Problem description — The entire listing is to be repeated verbatim.

Data rows —
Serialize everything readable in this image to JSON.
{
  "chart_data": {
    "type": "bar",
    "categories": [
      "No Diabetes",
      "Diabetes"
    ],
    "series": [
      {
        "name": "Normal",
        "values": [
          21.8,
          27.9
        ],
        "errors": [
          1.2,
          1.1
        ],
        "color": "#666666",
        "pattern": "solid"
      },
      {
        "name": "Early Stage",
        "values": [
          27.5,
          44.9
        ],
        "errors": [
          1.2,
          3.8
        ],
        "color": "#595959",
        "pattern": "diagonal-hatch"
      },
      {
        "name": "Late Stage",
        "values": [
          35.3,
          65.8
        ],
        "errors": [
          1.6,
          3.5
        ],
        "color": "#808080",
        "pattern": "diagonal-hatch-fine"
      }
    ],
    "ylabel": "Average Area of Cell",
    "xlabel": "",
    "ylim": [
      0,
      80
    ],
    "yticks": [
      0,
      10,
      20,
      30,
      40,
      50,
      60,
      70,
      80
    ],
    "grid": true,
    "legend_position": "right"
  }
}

Result of the exercise —
Serialize everything readable in this image to JSON.
{
  "chart_data": {
    "type": "bar",
    "categories": [
      "No Diabetes",
      "Diabetes"
    ],
    "series": [
      {
        "name": "Normal",
        "values": [
          21.8,
          27.9
        ],
        "errors": [
          1.2,
          1.1
        ],
        "color": "#666666",
        "pattern": "solid"
      },
      {
        "name": "Early Stage",
        "values": [
          27.5,
          44.9
        ],
        "errors": [
          1.2,
          3.8
        ],
        "color": "#595959",
        "pattern": "diagonal-hatch"
      },
      {
        "name": "Late Stage",
        "values": [
          35.3,
          65.8
        ],
        "errors": [
          1.6,
          3.5
        ],
        "color": "#808080",
        "pattern": "diagonal-hatch-fine"
      }
    ],
    "ylabel": "Average Area of Cell",
    "xlabel": "",
    "ylim": [
      0,
      80
    ],
    "yticks": [
      0,
      10,
      20,
      30,
      40,
      50,
      60,
      70,
      80
    ],
    "grid": true,
    "legend_position": "right"
  }
}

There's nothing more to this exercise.